Direction » Give back the full listing verbatim, apart from its images.

Record excerpts »
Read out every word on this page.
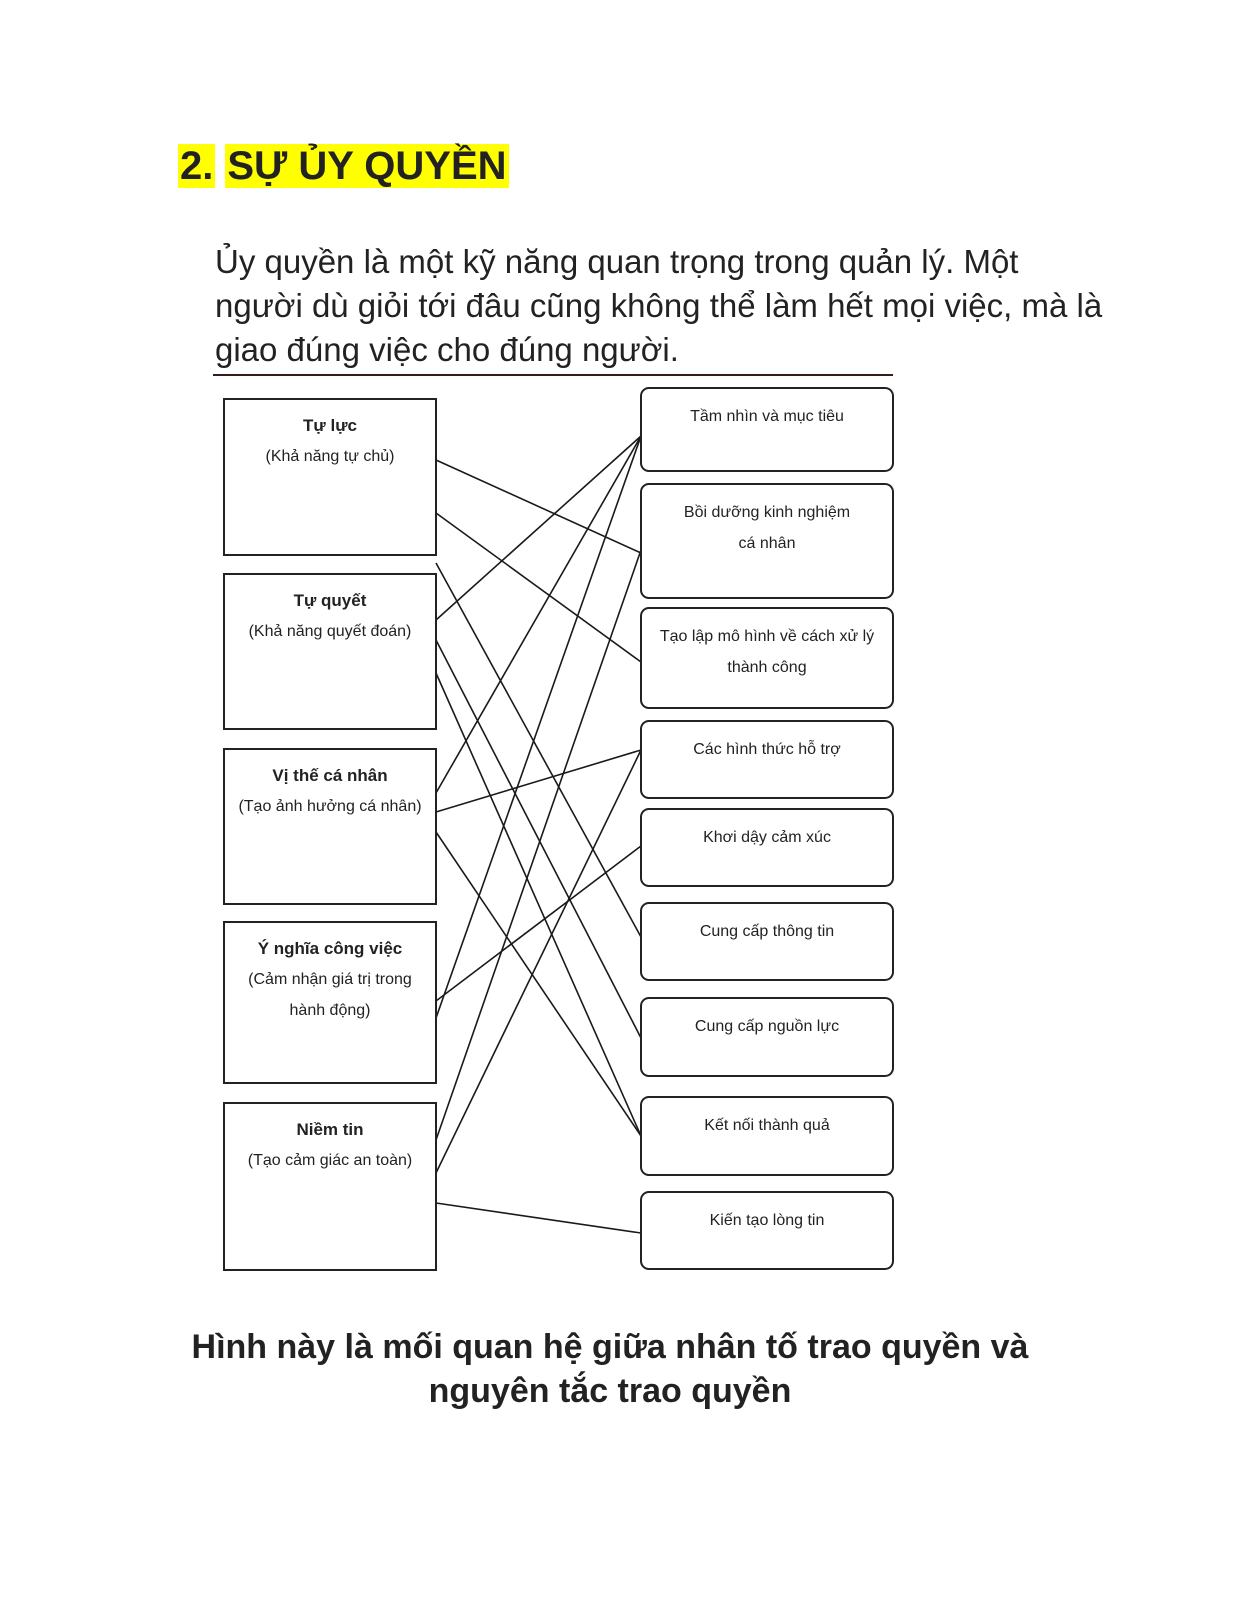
2. SỰ ỦY QUYỀN

Ủy quyền là một kỹ năng quan trọng trong quản lý. Một người dù giỏi tới đâu cũng không thể làm hết mọi việc, mà là giao đúng việc cho đúng người.

Tự lực
(Khả năng tự chủ)
Tự quyết
(Khả năng quyết đoán)
Vị thế cá nhân
(Tạo ảnh hưởng cá nhân)
Ý nghĩa công việc
(Cảm nhận giá trị trong
hành động)
Niềm tin
(Tạo cảm giác an toàn)
Tầm nhìn và mục tiêu
Bồi dưỡng kinh nghiệm
cá nhân
Tạo lập mô hình về cách xử lý
thành công
Các hình thức hỗ trợ
Khơi dậy cảm xúc
Cung cấp thông tin
Cung cấp nguồn lực
Kết nối thành quả
Kiến tạo lòng tin

Hình này là mối quan hệ giữa nhân tố trao quyền và
nguyên tắc trao quyền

Task solution »
Read out every word on this page.
2. SỰ ỦY QUYỀN

Ủy quyền là một kỹ năng quan trọng trong quản lý. Một người dù giỏi tới đâu cũng không thể làm hết mọi việc, mà là giao đúng việc cho đúng người.

Tự lực
(Khả năng tự chủ)
Tự quyết
(Khả năng quyết đoán)
Vị thế cá nhân
(Tạo ảnh hưởng cá nhân)
Ý nghĩa công việc
(Cảm nhận giá trị trong
hành động)
Niềm tin
(Tạo cảm giác an toàn)
Tầm nhìn và mục tiêu
Bồi dưỡng kinh nghiệm
cá nhân
Tạo lập mô hình về cách xử lý
thành công
Các hình thức hỗ trợ
Khơi dậy cảm xúc
Cung cấp thông tin
Cung cấp nguồn lực
Kết nối thành quả
Kiến tạo lòng tin

Hình này là mối quan hệ giữa nhân tố trao quyền và
nguyên tắc trao quyền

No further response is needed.